* [Dataset records]:
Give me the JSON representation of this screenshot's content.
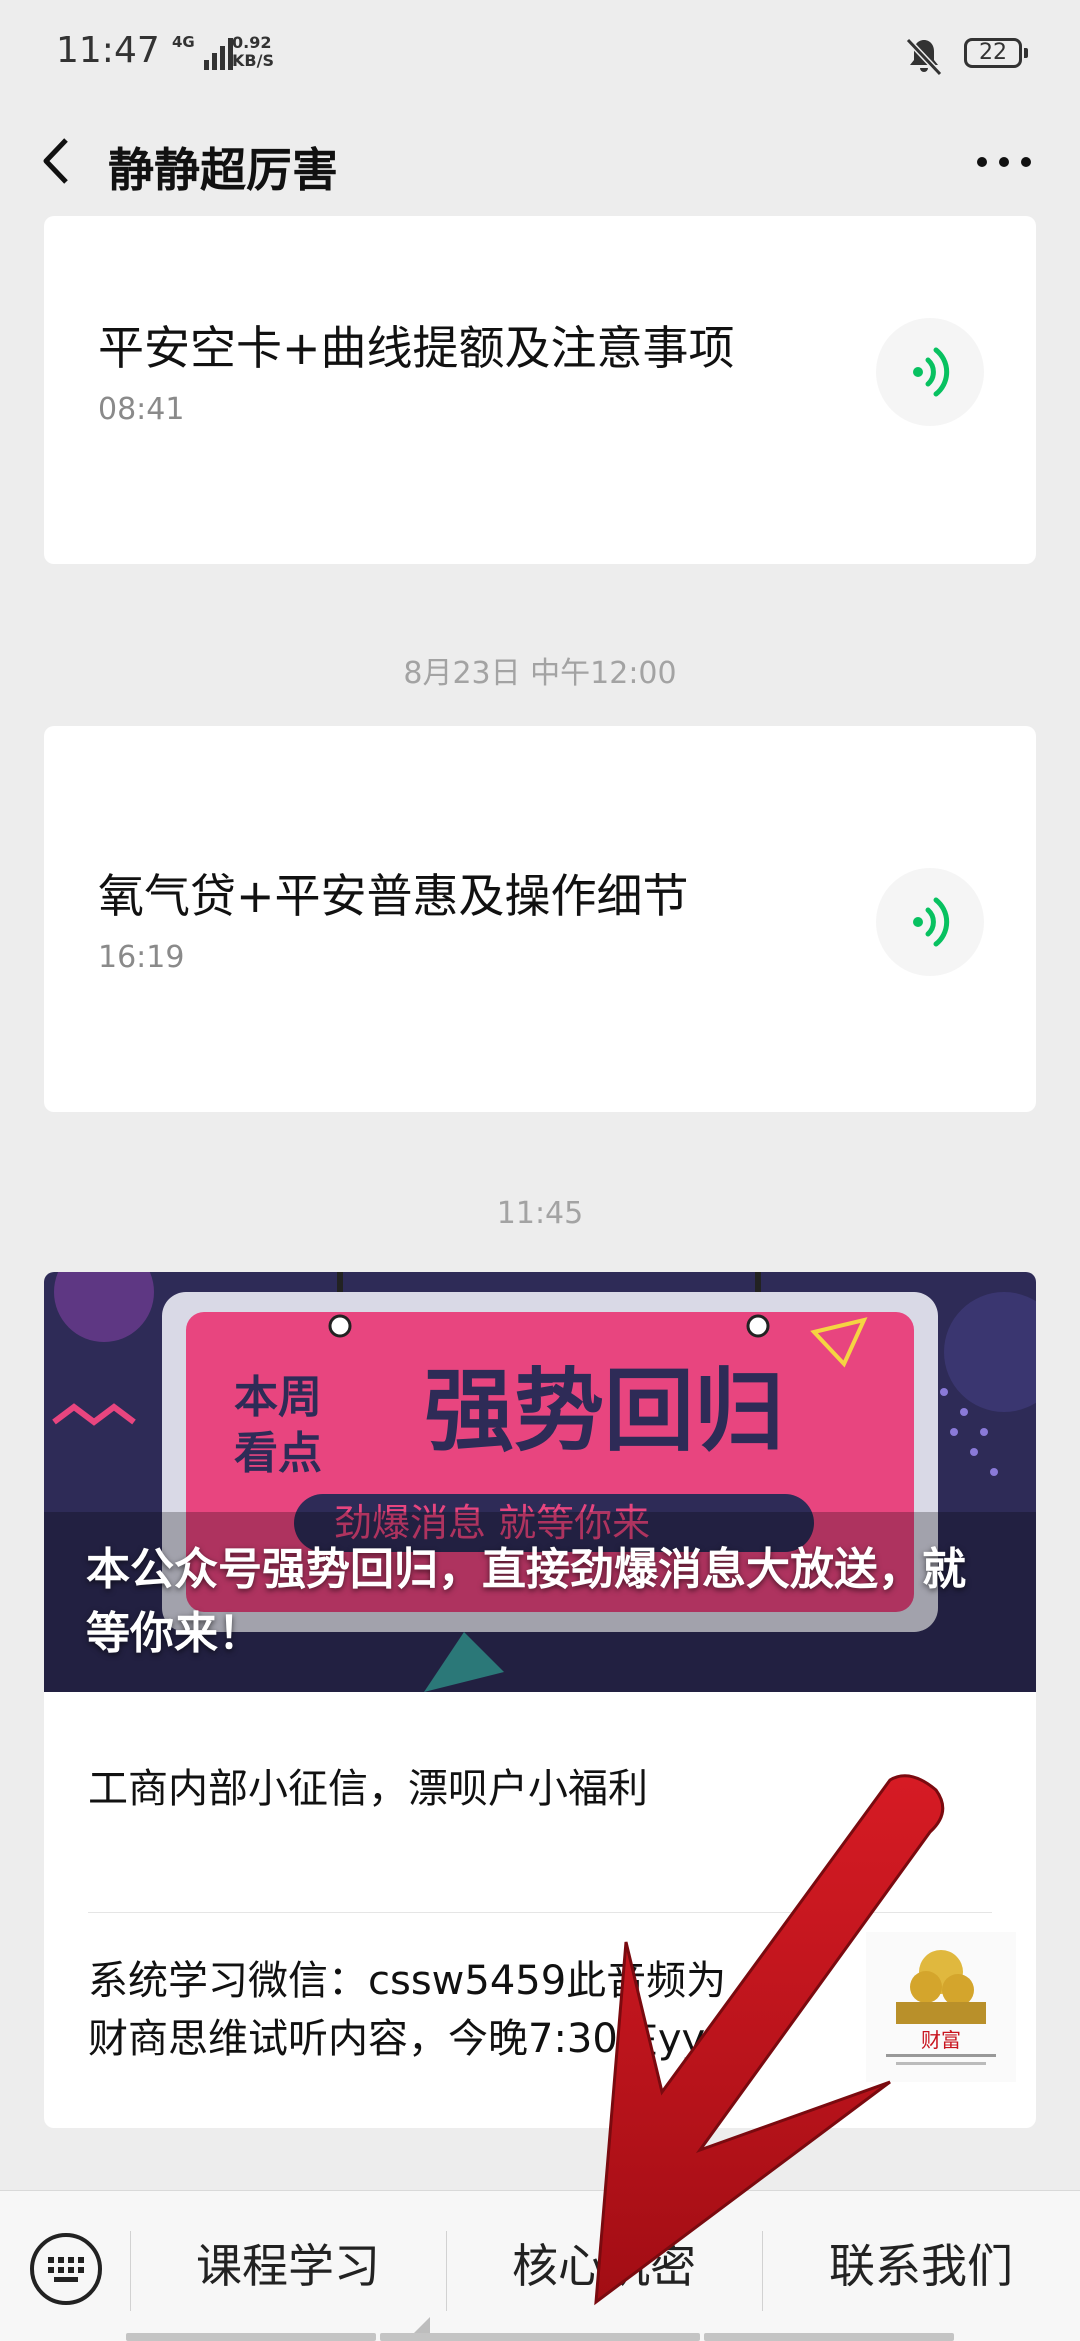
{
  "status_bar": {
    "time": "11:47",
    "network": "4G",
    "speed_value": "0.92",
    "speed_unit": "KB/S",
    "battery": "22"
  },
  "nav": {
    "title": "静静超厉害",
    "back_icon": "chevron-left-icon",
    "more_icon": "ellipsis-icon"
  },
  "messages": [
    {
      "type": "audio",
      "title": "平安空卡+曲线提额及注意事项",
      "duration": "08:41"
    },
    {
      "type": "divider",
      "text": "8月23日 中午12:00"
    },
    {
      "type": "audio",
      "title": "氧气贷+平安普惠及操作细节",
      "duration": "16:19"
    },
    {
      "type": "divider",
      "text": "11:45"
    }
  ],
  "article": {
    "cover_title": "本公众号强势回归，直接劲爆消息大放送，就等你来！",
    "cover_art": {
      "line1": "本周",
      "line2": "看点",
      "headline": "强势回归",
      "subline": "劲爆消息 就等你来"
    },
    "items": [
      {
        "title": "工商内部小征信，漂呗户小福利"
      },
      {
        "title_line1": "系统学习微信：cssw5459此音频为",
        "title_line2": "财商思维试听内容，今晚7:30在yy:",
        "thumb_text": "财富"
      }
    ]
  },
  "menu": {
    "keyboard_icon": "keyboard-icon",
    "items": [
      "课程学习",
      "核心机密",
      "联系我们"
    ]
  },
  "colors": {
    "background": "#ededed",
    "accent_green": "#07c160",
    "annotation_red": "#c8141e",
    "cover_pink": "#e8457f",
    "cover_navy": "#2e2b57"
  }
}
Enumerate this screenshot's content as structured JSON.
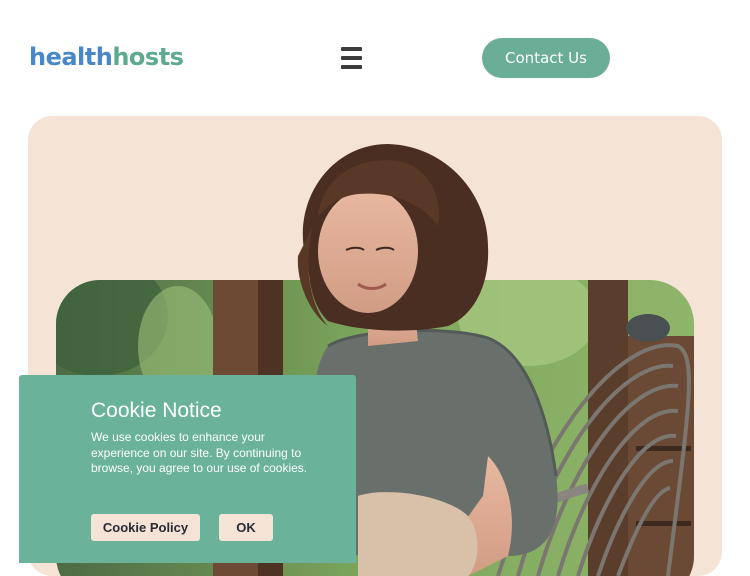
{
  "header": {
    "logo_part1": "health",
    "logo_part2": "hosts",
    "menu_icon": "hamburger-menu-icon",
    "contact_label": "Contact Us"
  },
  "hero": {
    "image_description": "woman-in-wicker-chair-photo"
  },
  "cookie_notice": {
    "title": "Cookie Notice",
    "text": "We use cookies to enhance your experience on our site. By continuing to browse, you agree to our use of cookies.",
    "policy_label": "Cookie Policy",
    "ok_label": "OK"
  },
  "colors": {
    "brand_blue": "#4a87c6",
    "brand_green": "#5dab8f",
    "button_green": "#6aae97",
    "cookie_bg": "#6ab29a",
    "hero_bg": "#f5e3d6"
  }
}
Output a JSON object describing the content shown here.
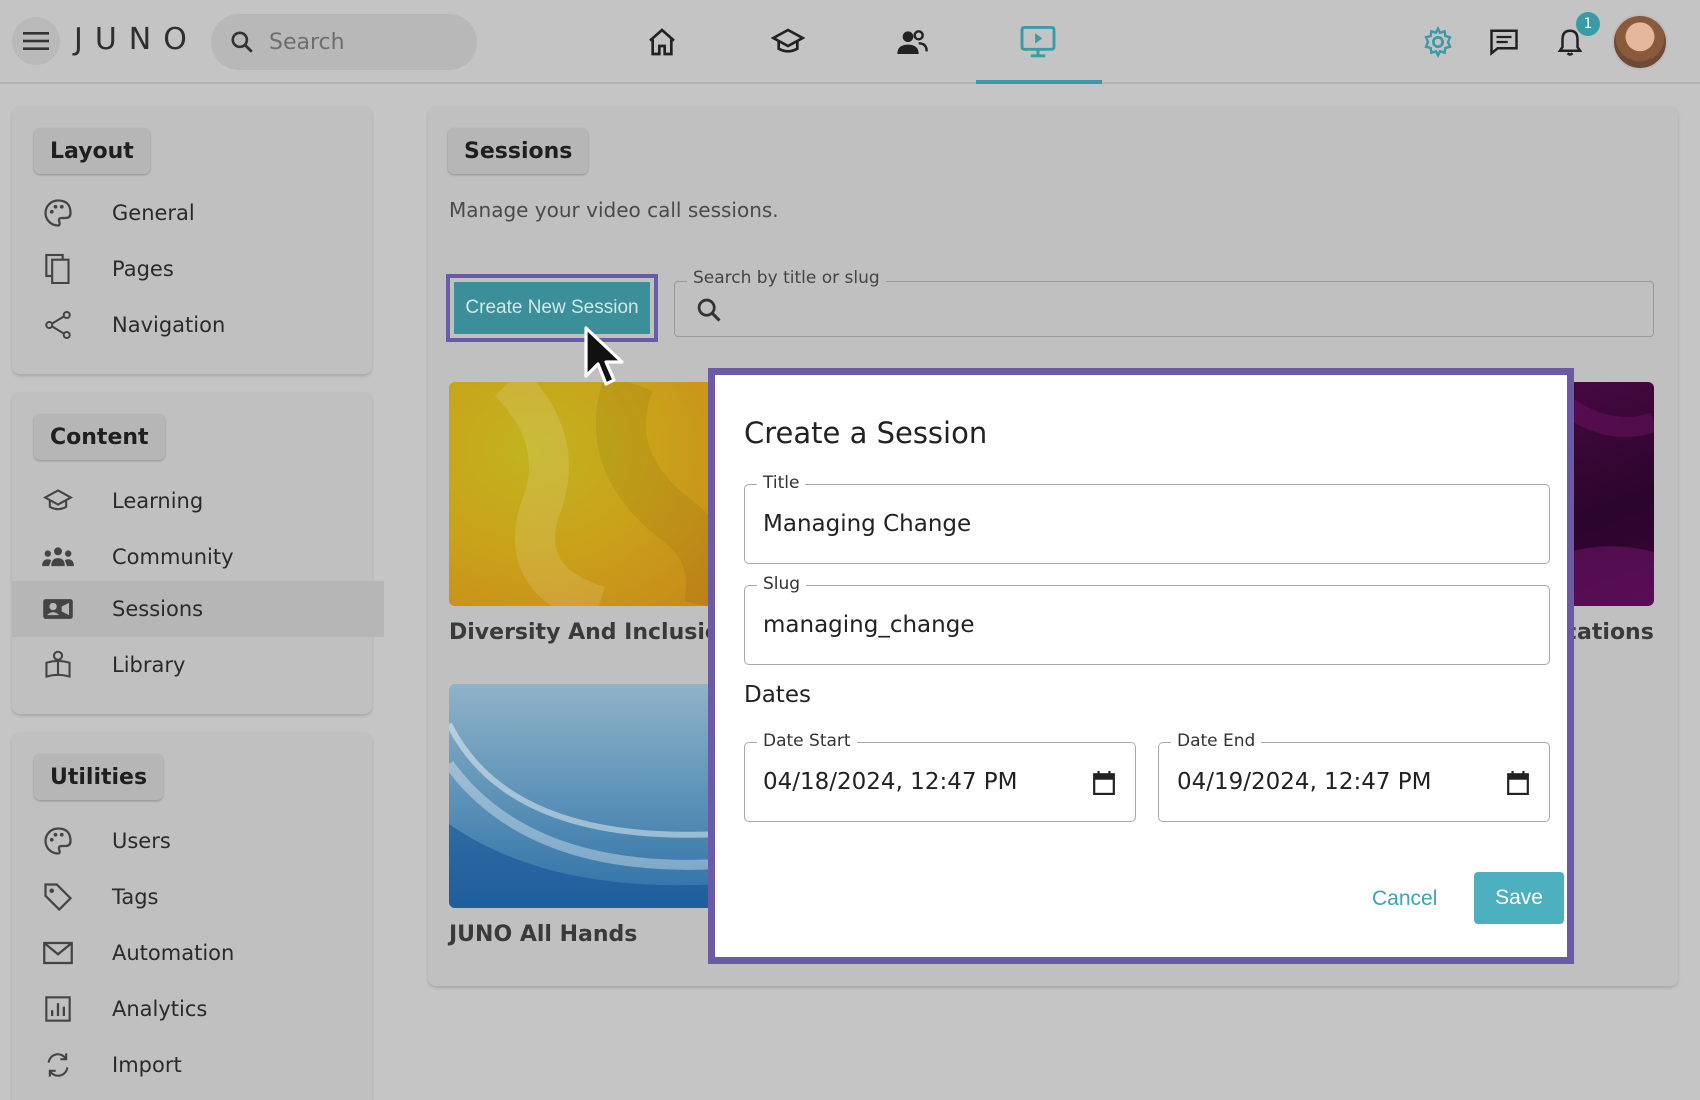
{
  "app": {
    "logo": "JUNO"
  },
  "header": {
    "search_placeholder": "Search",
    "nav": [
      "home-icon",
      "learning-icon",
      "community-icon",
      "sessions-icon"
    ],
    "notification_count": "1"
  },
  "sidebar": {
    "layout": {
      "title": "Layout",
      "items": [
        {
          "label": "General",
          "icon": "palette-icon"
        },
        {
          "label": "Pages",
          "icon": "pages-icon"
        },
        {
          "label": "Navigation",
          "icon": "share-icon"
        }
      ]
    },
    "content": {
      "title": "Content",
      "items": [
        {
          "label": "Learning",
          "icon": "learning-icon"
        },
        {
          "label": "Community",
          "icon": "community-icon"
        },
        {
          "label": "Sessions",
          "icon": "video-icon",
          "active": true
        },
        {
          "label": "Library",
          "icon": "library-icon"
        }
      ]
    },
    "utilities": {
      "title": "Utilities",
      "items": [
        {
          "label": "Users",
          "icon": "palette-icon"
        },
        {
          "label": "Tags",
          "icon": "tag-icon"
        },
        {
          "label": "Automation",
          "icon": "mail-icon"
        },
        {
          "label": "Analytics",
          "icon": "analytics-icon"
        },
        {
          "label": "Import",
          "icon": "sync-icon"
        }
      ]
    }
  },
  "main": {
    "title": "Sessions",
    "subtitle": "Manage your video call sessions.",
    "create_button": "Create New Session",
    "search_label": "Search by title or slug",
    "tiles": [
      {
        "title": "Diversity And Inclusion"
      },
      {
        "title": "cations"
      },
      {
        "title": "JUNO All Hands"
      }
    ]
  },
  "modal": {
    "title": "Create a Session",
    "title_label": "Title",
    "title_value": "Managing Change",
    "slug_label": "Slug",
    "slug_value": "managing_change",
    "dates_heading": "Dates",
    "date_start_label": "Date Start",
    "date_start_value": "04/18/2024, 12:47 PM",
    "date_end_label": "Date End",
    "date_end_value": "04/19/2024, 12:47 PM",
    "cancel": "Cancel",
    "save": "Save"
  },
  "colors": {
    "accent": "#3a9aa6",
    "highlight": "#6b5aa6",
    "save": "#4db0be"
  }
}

* [What you need to do]: Search the data above for lines holding "this" and copy each of them.

* [Full output]:
Give me the JSON representation of this screenshot's content.
Enumerate this screenshot's content as structured JSON.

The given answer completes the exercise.